Can you write out all of the material below, word for word?

——————

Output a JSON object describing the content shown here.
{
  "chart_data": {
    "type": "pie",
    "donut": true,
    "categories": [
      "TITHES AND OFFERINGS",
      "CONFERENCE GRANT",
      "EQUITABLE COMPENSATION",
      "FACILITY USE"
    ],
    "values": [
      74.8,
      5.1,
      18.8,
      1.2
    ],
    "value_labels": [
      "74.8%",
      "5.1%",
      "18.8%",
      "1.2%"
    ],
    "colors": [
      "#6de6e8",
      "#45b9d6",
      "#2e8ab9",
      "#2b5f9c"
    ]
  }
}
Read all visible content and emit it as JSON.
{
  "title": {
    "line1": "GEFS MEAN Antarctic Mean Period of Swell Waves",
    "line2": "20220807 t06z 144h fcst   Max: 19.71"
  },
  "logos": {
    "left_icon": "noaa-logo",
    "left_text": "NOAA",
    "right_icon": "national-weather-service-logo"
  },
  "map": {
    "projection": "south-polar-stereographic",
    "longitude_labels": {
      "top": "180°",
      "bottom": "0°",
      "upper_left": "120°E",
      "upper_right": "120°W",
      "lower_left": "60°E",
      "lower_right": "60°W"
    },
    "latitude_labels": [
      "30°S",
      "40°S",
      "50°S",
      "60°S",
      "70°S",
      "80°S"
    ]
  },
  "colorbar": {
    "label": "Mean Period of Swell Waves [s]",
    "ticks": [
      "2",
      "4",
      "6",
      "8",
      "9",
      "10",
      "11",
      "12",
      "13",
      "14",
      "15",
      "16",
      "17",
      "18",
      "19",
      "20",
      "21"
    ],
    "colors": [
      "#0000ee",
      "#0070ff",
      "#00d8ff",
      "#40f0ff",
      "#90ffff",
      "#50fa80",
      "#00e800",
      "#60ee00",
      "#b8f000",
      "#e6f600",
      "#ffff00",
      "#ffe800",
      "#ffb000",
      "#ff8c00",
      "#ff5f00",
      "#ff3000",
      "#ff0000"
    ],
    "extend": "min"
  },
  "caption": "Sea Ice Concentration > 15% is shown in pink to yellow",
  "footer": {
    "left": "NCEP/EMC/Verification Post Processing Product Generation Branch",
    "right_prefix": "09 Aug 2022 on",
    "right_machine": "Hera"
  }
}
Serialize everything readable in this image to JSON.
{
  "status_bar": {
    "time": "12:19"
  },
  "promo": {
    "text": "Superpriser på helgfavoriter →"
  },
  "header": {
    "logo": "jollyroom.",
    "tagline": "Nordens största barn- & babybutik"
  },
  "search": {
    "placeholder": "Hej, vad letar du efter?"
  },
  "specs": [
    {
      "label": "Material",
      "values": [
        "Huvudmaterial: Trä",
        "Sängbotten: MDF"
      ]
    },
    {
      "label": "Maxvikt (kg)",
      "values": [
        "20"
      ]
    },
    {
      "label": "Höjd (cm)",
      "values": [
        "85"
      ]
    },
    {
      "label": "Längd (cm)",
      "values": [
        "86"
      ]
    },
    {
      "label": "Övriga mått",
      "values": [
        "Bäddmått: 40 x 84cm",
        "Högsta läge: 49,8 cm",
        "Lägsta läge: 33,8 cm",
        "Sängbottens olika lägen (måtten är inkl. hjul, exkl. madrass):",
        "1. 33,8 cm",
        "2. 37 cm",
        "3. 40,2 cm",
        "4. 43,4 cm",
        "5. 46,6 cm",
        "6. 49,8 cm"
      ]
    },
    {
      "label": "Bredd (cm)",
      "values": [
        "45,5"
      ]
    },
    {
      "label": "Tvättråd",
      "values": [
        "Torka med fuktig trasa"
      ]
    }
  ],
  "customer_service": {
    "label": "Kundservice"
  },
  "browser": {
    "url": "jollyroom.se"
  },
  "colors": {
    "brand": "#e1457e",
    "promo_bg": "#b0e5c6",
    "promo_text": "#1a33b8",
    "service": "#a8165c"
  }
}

——————

> **Answer to the problem**
Output a JSON object describing the content shown here.
{
  "chart_data": {
    "type": "pie",
    "donut": true,
    "categories": [
      "TITHES AND OFFERINGS",
      "CONFERENCE GRANT",
      "EQUITABLE COMPENSATION",
      "FACILITY USE"
    ],
    "values": [
      74.8,
      5.1,
      18.8,
      1.2
    ],
    "value_labels": [
      "74.8%",
      "5.1%",
      "18.8%",
      "1.2%"
    ],
    "colors": [
      "#6de6e8",
      "#45b9d6",
      "#2e8ab9",
      "#2b5f9c"
    ]
  }
}
Read all visible content and emit it as JSON.
{
  "title": {
    "line1": "GEFS MEAN Antarctic Mean Period of Swell Waves",
    "line2": "20220807 t06z 144h fcst   Max: 19.71"
  },
  "logos": {
    "left_icon": "noaa-logo",
    "left_text": "NOAA",
    "right_icon": "national-weather-service-logo"
  },
  "map": {
    "projection": "south-polar-stereographic",
    "longitude_labels": {
      "top": "180°",
      "bottom": "0°",
      "upper_left": "120°E",
      "upper_right": "120°W",
      "lower_left": "60°E",
      "lower_right": "60°W"
    },
    "latitude_labels": [
      "30°S",
      "40°S",
      "50°S",
      "60°S",
      "70°S",
      "80°S"
    ]
  },
  "colorbar": {
    "label": "Mean Period of Swell Waves [s]",
    "ticks": [
      "2",
      "4",
      "6",
      "8",
      "9",
      "10",
      "11",
      "12",
      "13",
      "14",
      "15",
      "16",
      "17",
      "18",
      "19",
      "20",
      "21"
    ],
    "colors": [
      "#0000ee",
      "#0070ff",
      "#00d8ff",
      "#40f0ff",
      "#90ffff",
      "#50fa80",
      "#00e800",
      "#60ee00",
      "#b8f000",
      "#e6f600",
      "#ffff00",
      "#ffe800",
      "#ffb000",
      "#ff8c00",
      "#ff5f00",
      "#ff3000",
      "#ff0000"
    ],
    "extend": "min"
  },
  "caption": "Sea Ice Concentration > 15% is shown in pink to yellow",
  "footer": {
    "left": "NCEP/EMC/Verification Post Processing Product Generation Branch",
    "right_prefix": "09 Aug 2022 on",
    "right_machine": "Hera"
  }
}
Serialize everything readable in this image to JSON.
{
  "status_bar": {
    "time": "12:19"
  },
  "promo": {
    "text": "Superpriser på helgfavoriter →"
  },
  "header": {
    "logo": "jollyroom.",
    "tagline": "Nordens största barn- & babybutik"
  },
  "search": {
    "placeholder": "Hej, vad letar du efter?"
  },
  "specs": [
    {
      "label": "Material",
      "values": [
        "Huvudmaterial: Trä",
        "Sängbotten: MDF"
      ]
    },
    {
      "label": "Maxvikt (kg)",
      "values": [
        "20"
      ]
    },
    {
      "label": "Höjd (cm)",
      "values": [
        "85"
      ]
    },
    {
      "label": "Längd (cm)",
      "values": [
        "86"
      ]
    },
    {
      "label": "Övriga mått",
      "values": [
        "Bäddmått: 40 x 84cm",
        "Högsta läge: 49,8 cm",
        "Lägsta läge: 33,8 cm",
        "Sängbottens olika lägen (måtten är inkl. hjul, exkl. madrass):",
        "1. 33,8 cm",
        "2. 37 cm",
        "3. 40,2 cm",
        "4. 43,4 cm",
        "5. 46,6 cm",
        "6. 49,8 cm"
      ]
    },
    {
      "label": "Bredd (cm)",
      "values": [
        "45,5"
      ]
    },
    {
      "label": "Tvättråd",
      "values": [
        "Torka med fuktig trasa"
      ]
    }
  ],
  "customer_service": {
    "label": "Kundservice"
  },
  "browser": {
    "url": "jollyroom.se"
  },
  "colors": {
    "brand": "#e1457e",
    "promo_bg": "#b0e5c6",
    "promo_text": "#1a33b8",
    "service": "#a8165c"
  }
}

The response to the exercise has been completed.